## Short task
Please print every record below exactly as it appears.

Collection entries
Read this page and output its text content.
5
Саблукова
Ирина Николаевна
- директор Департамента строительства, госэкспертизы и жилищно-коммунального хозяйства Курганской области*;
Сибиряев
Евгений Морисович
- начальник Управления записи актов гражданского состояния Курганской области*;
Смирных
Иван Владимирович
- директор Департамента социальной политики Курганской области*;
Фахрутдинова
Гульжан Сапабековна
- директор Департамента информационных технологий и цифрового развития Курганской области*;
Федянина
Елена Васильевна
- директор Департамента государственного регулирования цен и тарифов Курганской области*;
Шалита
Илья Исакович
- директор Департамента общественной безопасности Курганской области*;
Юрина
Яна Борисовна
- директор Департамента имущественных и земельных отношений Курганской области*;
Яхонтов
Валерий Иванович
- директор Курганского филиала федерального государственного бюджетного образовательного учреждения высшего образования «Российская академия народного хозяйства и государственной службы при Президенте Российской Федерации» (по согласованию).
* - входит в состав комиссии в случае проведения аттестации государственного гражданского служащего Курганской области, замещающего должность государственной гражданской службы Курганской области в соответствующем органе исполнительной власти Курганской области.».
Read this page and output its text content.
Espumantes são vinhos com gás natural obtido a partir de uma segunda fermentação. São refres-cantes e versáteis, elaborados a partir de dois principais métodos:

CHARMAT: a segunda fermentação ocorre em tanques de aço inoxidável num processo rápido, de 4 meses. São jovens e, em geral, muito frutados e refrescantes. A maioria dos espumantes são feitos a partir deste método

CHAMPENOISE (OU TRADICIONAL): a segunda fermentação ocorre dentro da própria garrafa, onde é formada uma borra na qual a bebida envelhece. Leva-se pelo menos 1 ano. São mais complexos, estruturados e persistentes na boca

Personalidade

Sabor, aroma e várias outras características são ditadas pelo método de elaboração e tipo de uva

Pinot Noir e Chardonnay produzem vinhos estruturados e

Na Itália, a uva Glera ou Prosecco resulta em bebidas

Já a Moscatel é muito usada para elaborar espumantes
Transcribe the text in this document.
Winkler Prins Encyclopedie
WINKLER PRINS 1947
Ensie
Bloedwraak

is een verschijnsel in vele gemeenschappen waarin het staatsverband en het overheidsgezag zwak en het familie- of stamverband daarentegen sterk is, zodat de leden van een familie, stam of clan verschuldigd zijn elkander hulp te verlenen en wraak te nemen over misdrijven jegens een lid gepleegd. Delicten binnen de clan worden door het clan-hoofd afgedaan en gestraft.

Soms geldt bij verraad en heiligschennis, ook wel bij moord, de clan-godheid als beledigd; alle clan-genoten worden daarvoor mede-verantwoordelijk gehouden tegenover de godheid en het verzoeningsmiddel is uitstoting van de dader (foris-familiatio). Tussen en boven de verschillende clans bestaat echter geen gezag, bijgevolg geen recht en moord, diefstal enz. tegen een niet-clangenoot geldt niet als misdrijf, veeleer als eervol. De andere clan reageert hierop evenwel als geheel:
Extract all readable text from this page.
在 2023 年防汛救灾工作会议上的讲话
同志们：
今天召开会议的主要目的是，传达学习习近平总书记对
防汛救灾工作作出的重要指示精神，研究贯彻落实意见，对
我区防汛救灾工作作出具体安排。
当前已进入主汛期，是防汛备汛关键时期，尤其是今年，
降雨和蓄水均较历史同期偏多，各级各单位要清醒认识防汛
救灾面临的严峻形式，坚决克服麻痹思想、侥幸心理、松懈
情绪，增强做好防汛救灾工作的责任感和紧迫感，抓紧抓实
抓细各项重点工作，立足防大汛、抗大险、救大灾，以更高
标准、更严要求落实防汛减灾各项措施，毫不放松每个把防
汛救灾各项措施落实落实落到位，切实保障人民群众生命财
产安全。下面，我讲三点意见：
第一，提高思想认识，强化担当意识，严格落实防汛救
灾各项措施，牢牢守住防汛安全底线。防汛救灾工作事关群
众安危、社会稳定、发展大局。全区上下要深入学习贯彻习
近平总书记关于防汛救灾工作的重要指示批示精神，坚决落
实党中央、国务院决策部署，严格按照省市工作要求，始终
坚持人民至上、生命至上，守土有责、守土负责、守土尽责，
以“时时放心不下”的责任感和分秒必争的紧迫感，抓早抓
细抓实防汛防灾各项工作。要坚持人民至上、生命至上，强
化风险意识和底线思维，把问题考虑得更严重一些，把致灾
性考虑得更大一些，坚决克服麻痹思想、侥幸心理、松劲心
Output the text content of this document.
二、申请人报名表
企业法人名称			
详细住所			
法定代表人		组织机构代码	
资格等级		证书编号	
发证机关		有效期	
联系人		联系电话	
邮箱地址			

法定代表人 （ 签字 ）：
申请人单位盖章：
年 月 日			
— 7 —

## Response for this exercise
Read this page and output its text content.
5
Саблукова
Ирина Николаевна
- директор Департамента строительства, госэкспертизы и жилищно-коммунального хозяйства Курганской области*;
Сибиряев
Евгений Морисович
- начальник Управления записи актов гражданского состояния Курганской области*;
Смирных
Иван Владимирович
- директор Департамента социальной политики Курганской области*;
Фахрутдинова
Гульжан Сапабековна
- директор Департамента информационных технологий и цифрового развития Курганской области*;
Федянина
Елена Васильевна
- директор Департамента государственного регулирования цен и тарифов Курганской области*;
Шалита
Илья Исакович
- директор Департамента общественной безопасности Курганской области*;
Юрина
Яна Борисовна
- директор Департамента имущественных и земельных отношений Курганской области*;
Яхонтов
Валерий Иванович
- директор Курганского филиала федерального государственного бюджетного образовательного учреждения высшего образования «Российская академия народного хозяйства и государственной службы при Президенте Российской Федерации» (по согласованию).
* - входит в состав комиссии в случае проведения аттестации государственного гражданского служащего Курганской области, замещающего должность государственной гражданской службы Курганской области в соответствующем органе исполнительной власти Курганской области.».
Read this page and output its text content.
Espumantes são vinhos com gás natural obtido a partir de uma segunda fermentação. São refres-cantes e versáteis, elaborados a partir de dois principais métodos:

CHARMAT: a segunda fermentação ocorre em tanques de aço inoxidável num processo rápido, de 4 meses. São jovens e, em geral, muito frutados e refrescantes. A maioria dos espumantes são feitos a partir deste método

CHAMPENOISE (OU TRADICIONAL): a segunda fermentação ocorre dentro da própria garrafa, onde é formada uma borra na qual a bebida envelhece. Leva-se pelo menos 1 ano. São mais complexos, estruturados e persistentes na boca

Personalidade

Sabor, aroma e várias outras características são ditadas pelo método de elaboração e tipo de uva

Pinot Noir e Chardonnay produzem vinhos estruturados e

Na Itália, a uva Glera ou Prosecco resulta em bebidas

Já a Moscatel é muito usada para elaborar espumantes
Transcribe the text in this document.
Winkler Prins Encyclopedie
WINKLER PRINS 1947
Ensie
Bloedwraak

is een verschijnsel in vele gemeenschappen waarin het staatsverband en het overheidsgezag zwak en het familie- of stamverband daarentegen sterk is, zodat de leden van een familie, stam of clan verschuldigd zijn elkander hulp te verlenen en wraak te nemen over misdrijven jegens een lid gepleegd. Delicten binnen de clan worden door het clan-hoofd afgedaan en gestraft.

Soms geldt bij verraad en heiligschennis, ook wel bij moord, de clan-godheid als beledigd; alle clan-genoten worden daarvoor mede-verantwoordelijk gehouden tegenover de godheid en het verzoeningsmiddel is uitstoting van de dader (foris-familiatio). Tussen en boven de verschillende clans bestaat echter geen gezag, bijgevolg geen recht en moord, diefstal enz. tegen een niet-clangenoot geldt niet als misdrijf, veeleer als eervol. De andere clan reageert hierop evenwel als geheel:
Extract all readable text from this page.
在 2023 年防汛救灾工作会议上的讲话
同志们：
今天召开会议的主要目的是，传达学习习近平总书记对
防汛救灾工作作出的重要指示精神，研究贯彻落实意见，对
我区防汛救灾工作作出具体安排。
当前已进入主汛期，是防汛备汛关键时期，尤其是今年，
降雨和蓄水均较历史同期偏多，各级各单位要清醒认识防汛
救灾面临的严峻形式，坚决克服麻痹思想、侥幸心理、松懈
情绪，增强做好防汛救灾工作的责任感和紧迫感，抓紧抓实
抓细各项重点工作，立足防大汛、抗大险、救大灾，以更高
标准、更严要求落实防汛减灾各项措施，毫不放松每个把防
汛救灾各项措施落实落实落到位，切实保障人民群众生命财
产安全。下面，我讲三点意见：
第一，提高思想认识，强化担当意识，严格落实防汛救
灾各项措施，牢牢守住防汛安全底线。防汛救灾工作事关群
众安危、社会稳定、发展大局。全区上下要深入学习贯彻习
近平总书记关于防汛救灾工作的重要指示批示精神，坚决落
实党中央、国务院决策部署，严格按照省市工作要求，始终
坚持人民至上、生命至上，守土有责、守土负责、守土尽责，
以“时时放心不下”的责任感和分秒必争的紧迫感，抓早抓
细抓实防汛防灾各项工作。要坚持人民至上、生命至上，强
化风险意识和底线思维，把问题考虑得更严重一些，把致灾
性考虑得更大一些，坚决克服麻痹思想、侥幸心理、松劲心
Output the text content of this document.
二、申请人报名表
企业法人名称			
详细住所			
法定代表人		组织机构代码	
资格等级		证书编号	
发证机关		有效期	
联系人		联系电话	
邮箱地址			

法定代表人 （ 签字 ）：
申请人单位盖章：
年 月 日			
— 7 —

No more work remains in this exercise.